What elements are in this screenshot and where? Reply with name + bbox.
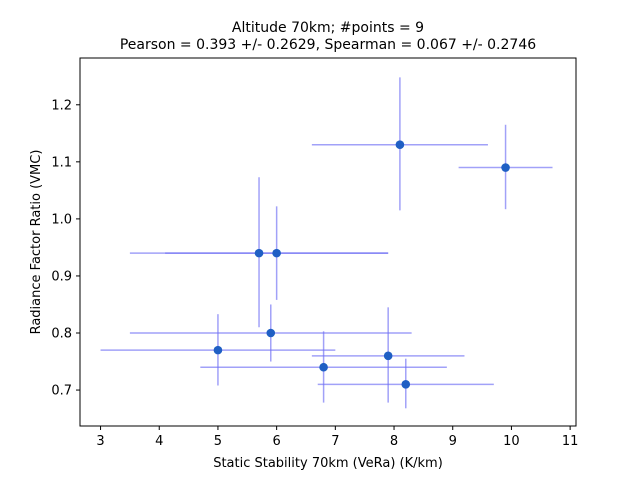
data-point-9 — [401, 380, 411, 389]
x-tick-label-11: 11 — [562, 434, 579, 449]
chart-subtitle: Pearson = 0.393 +/- 0.2629, Spearman = 0… — [120, 37, 536, 53]
data-point-1 — [395, 140, 405, 150]
x-tick-label-6: 6 — [272, 434, 280, 449]
errorbar-layer — [100, 77, 553, 409]
x-tick-label-7: 7 — [331, 434, 339, 449]
y-tick-label-0.7: 0.7 — [51, 384, 72, 399]
x-tick-label-4: 4 — [155, 434, 163, 449]
y-tick-label-0.8: 0.8 — [51, 327, 72, 342]
y-tick-label-1.0: 1.0 — [51, 212, 72, 227]
x-tick-label-10: 10 — [503, 434, 520, 449]
y-axis-label: Radiance Factor Ratio (VMC) — [29, 150, 44, 335]
data-point-5 — [266, 328, 276, 338]
data-point-2 — [501, 163, 510, 172]
x-tick-label-8: 8 — [390, 434, 398, 449]
x-tick-label-5: 5 — [214, 434, 222, 449]
x-tick-label-3: 3 — [96, 434, 104, 449]
chart-title: Altitude 70km; #points = 9 — [232, 20, 424, 36]
data-point-8 — [319, 362, 328, 372]
data-point-6 — [213, 345, 223, 355]
y-tick-label-1.2: 1.2 — [51, 98, 72, 113]
data-point-7 — [383, 351, 393, 361]
plot-frame — [79, 57, 577, 427]
y-axis-ticks: 0.7 0.8 0.9 1.0 1.1 1.2 — [51, 98, 80, 399]
y-tick-label-0.9: 0.9 — [51, 269, 72, 284]
x-axis-label: Static Stability 70km (VeRa) (K/km) — [213, 456, 443, 471]
data-point-4 — [272, 248, 281, 258]
data-point-3 — [254, 248, 264, 258]
x-axis-ticks: 3 4 5 6 7 8 9 10 11 — [96, 426, 578, 449]
y-tick-label-1.1: 1.1 — [51, 155, 72, 170]
x-tick-label-9: 9 — [449, 434, 457, 449]
marker-layer — [213, 140, 510, 389]
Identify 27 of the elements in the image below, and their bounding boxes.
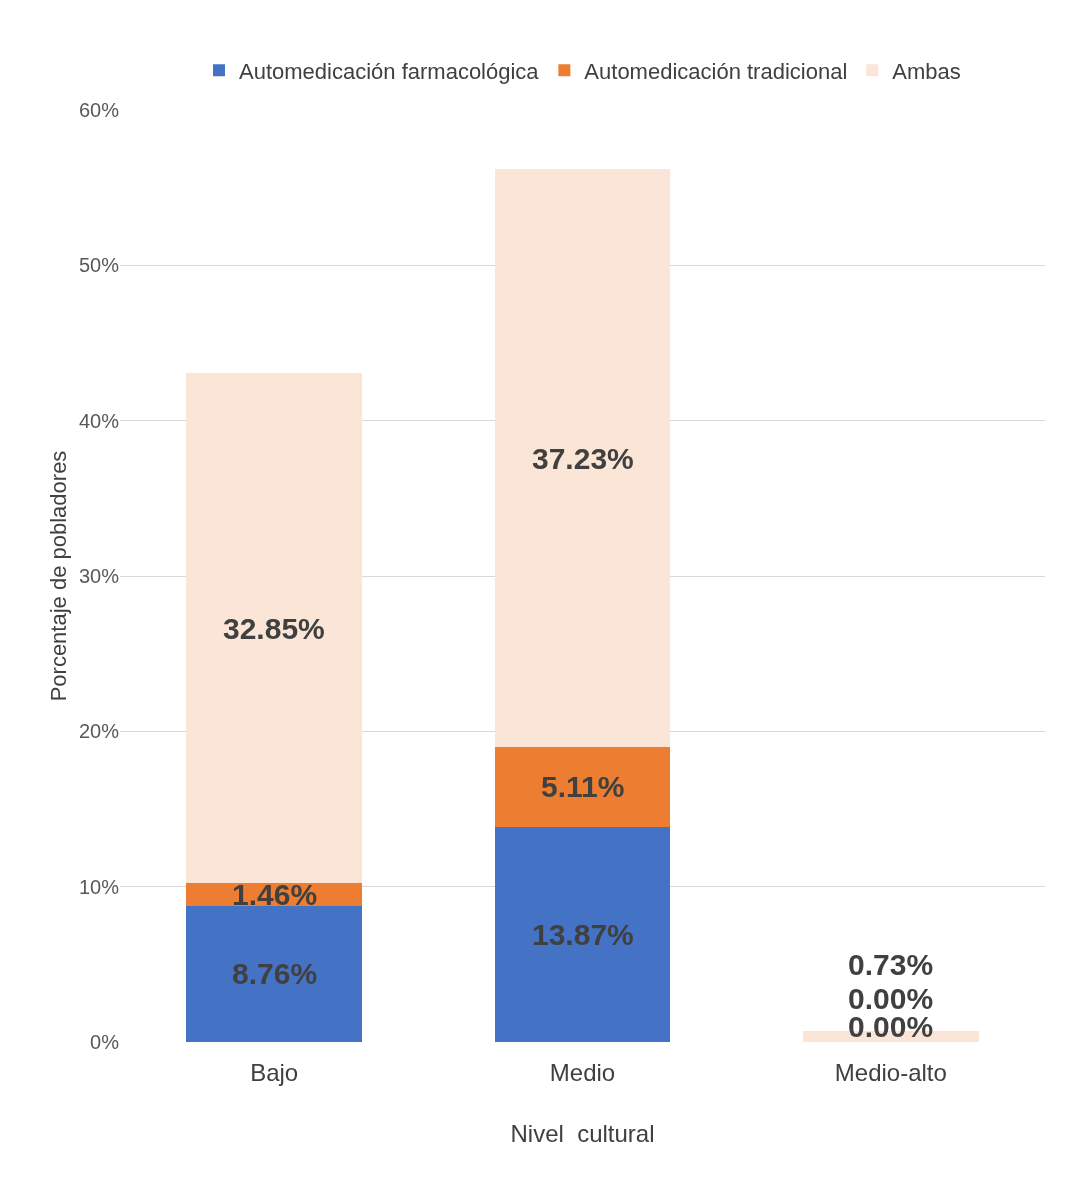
data-label: 13.87% — [532, 918, 634, 951]
x-tick-label: Medio — [549, 1059, 616, 1086]
data-label: 32.85% — [223, 612, 325, 645]
y-tick-label: 20% — [78, 720, 120, 743]
x-tick-label: Medio-alto — [834, 1059, 947, 1086]
data-label: 1.46% — [232, 878, 318, 911]
x-tick-label: Bajo — [250, 1059, 299, 1086]
y-axis-title: Porcentaje de pobladores — [46, 450, 71, 702]
legend-label: Automedicación farmacológica — [239, 58, 540, 84]
y-tick-label: 60% — [78, 99, 120, 121]
bar — [494, 826, 671, 1042]
legend-label: Automedicación tradicional — [584, 58, 848, 84]
bar — [494, 747, 671, 827]
x-axis-title: Nivel cultural — [510, 1120, 655, 1148]
data-label: 8.76% — [232, 957, 318, 990]
data-label: 0.73% — [848, 948, 934, 981]
y-tick-label: 10% — [78, 875, 120, 898]
bar — [186, 372, 363, 884]
y-tick-label: 50% — [78, 254, 120, 277]
data-label: 5.11% — [541, 770, 625, 803]
bar — [186, 905, 363, 1042]
y-tick-label: 40% — [78, 409, 120, 432]
y-tick-label: 0% — [90, 1031, 120, 1053]
legend-label: Ambas — [892, 58, 961, 84]
y-tick-label: 30% — [78, 565, 120, 587]
data-label: 37.23% — [532, 442, 634, 475]
bar — [494, 168, 671, 748]
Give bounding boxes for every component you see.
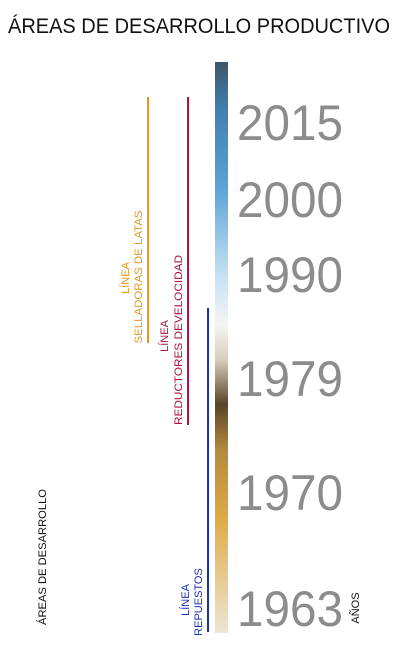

-=-=-=-=-

Do this
Please render the listing lines as a Markdown table with columns Row and Entry, starting with the line containing "data-label: 13.87% — [532, 918, 634, 951]" and going on through the line containing "data-label: 1.46% — [232, 878, 318, 911]". Number each row and leave out any blank lines.

Task response
| Row | Entry |
|---|---|
| 1 | data-label: 13.87% — [532, 918, 634, 951] |
| 2 | x-tick-label: Medio — [549, 1059, 616, 1086] |
| 3 | data-label: 32.85% — [223, 612, 325, 645] |
| 4 | y-tick-label: 20% — [78, 720, 120, 743] |
| 5 | x-tick-label: Medio-alto — [834, 1059, 947, 1086] |
| 6 | data-label: 1.46% — [232, 878, 318, 911] |